_Set problem_
Make an exact copy of all the entries below, with the pictures left out.

--

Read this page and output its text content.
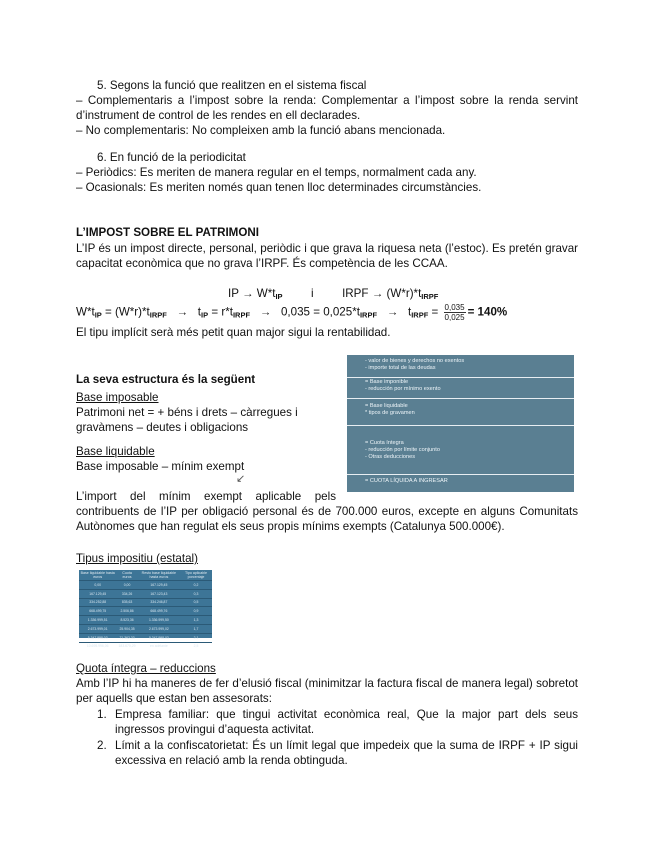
5. Segons la funció que realitzen en el sistema fiscal
– Complementaris a l’impost sobre la renda: Complementar a l’impost sobre la renda servint d’instrument de control de les rendes en ell declarades.
– No complementaris: No compleixen amb la funció abans mencionada.
6. En funció de la periodicitat
– Periòdics: Es meriten de manera regular en el temps, normalment cada any.
– Ocasionals: Es meriten només quan tenen lloc determinades circumstàncies.
L’IMPOST SOBRE EL PATRIMONI
L’IP és un impost directe, personal, periòdic i que grava la riquesa neta (l’estoc). Es pretén gravar capacitat econòmica que no grava l’IRPF. És competència de les CCAA.
IP → $W*t_{IP}$ i IRPF → $(W*r)*t_{IRPF}$
$W*t_{IP} = (W*r)*t_{IRPF} \to t_{IP} = r*t_{IRPF} \to 0,035 = 0,025*t_{IRPF} \to t_{IRPF} = \frac{0,035}{0,025} = 140\%$
El tipu implícit serà més petit quan major sigui la rentabilidad.
La seva estructura és la següent
Base imposable
Patrimoni net = + béns i drets – càrregues i
gravàmens – deutes i obligacions
Base liquidable
Base imposable – mínim exempt
↙
L’import del mínim exempt aplicable pels
contribuents de l’IP per obligació personal és de 700.000 euros, excepte en alguns Comunitats Autònomes que han regulat els seus propis mínims exempts (Catalunya 500.000€).
- valor de bienes y derechos no exentos
- importe total de las deudas
= Base imponible
- reducción por mínimo exento
= Base liquidable
* tipos de gravamen
= Cuota íntegra
- reducción por límite conjunto
- Otras deducciones
= CUOTA LÍQUIDA A INGRESAR
Tipus impositiu (estatal)
Base liquidable hasta euros	Cuota euros	Resto base liquidable hasta euros	Tipo aplicable porcentaje
0,00	0,00	167.129,45	0,2
167.129,45	334,26	167.123,43	0,3
334.252,88	835,63	334.246,87	0,5
668.499,75	2.506,86	668.499,76	0,9
1.336.999,51	8.523,36	1.336.999,50	1,3
2.673.999,01	25.904,35	2.673.999,02	1,7
5.347.998,03	71.362,33	5.347.998,03	2,1
10.695.996,06	183.670,29	en adelante	2,5
Quota íntegra – reduccions
Amb l’IP hi ha maneres de fer d’elusió fiscal (minimitzar la factura fiscal de manera legal) sobretot per aquells que estan ben assesorats:
1. Empresa familiar: que tingui activitat econòmica real, Que la major part dels seus ingressos provingui d’aquesta activitat.
2. Límit a la confiscatorietat: És un límit legal que impedeix que la suma de IRPF + IP sigui excessiva en relació amb la renda obtinguda.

--

_Response to the task_
Read this page and output its text content.
5. Segons la funció que realitzen en el sistema fiscal
– Complementaris a l’impost sobre la renda: Complementar a l’impost sobre la renda servint d’instrument de control de les rendes en ell declarades.
– No complementaris: No compleixen amb la funció abans mencionada.
6. En funció de la periodicitat
– Periòdics: Es meriten de manera regular en el temps, normalment cada any.
– Ocasionals: Es meriten només quan tenen lloc determinades circumstàncies.
L’IMPOST SOBRE EL PATRIMONI
L’IP és un impost directe, personal, periòdic i que grava la riquesa neta (l’estoc). Es pretén gravar capacitat econòmica que no grava l’IRPF. És competència de les CCAA.
IP → $W*t_{IP}$ i IRPF → $(W*r)*t_{IRPF}$
$W*t_{IP} = (W*r)*t_{IRPF} \to t_{IP} = r*t_{IRPF} \to 0,035 = 0,025*t_{IRPF} \to t_{IRPF} = \frac{0,035}{0,025} = 140\%$
El tipu implícit serà més petit quan major sigui la rentabilidad.
La seva estructura és la següent
Base imposable
Patrimoni net = + béns i drets – càrregues i
gravàmens – deutes i obligacions
Base liquidable
Base imposable – mínim exempt
↙
L’import del mínim exempt aplicable pels
contribuents de l’IP per obligació personal és de 700.000 euros, excepte en alguns Comunitats Autònomes que han regulat els seus propis mínims exempts (Catalunya 500.000€).
- valor de bienes y derechos no exentos
- importe total de las deudas
= Base imponible
- reducción por mínimo exento
= Base liquidable
* tipos de gravamen
= Cuota íntegra
- reducción por límite conjunto
- Otras deducciones
= CUOTA LÍQUIDA A INGRESAR
Tipus impositiu (estatal)
Base liquidable hasta euros	Cuota euros	Resto base liquidable hasta euros	Tipo aplicable porcentaje
0,00	0,00	167.129,45	0,2
167.129,45	334,26	167.123,43	0,3
334.252,88	835,63	334.246,87	0,5
668.499,75	2.506,86	668.499,76	0,9
1.336.999,51	8.523,36	1.336.999,50	1,3
2.673.999,01	25.904,35	2.673.999,02	1,7
5.347.998,03	71.362,33	5.347.998,03	2,1
10.695.996,06	183.670,29	en adelante	2,5
Quota íntegra – reduccions
Amb l’IP hi ha maneres de fer d’elusió fiscal (minimitzar la factura fiscal de manera legal) sobretot per aquells que estan ben assesorats:
1. Empresa familiar: que tingui activitat econòmica real, Que la major part dels seus ingressos provingui d’aquesta activitat.
2. Límit a la confiscatorietat: És un límit legal que impedeix que la suma de IRPF + IP sigui excessiva en relació amb la renda obtinguda.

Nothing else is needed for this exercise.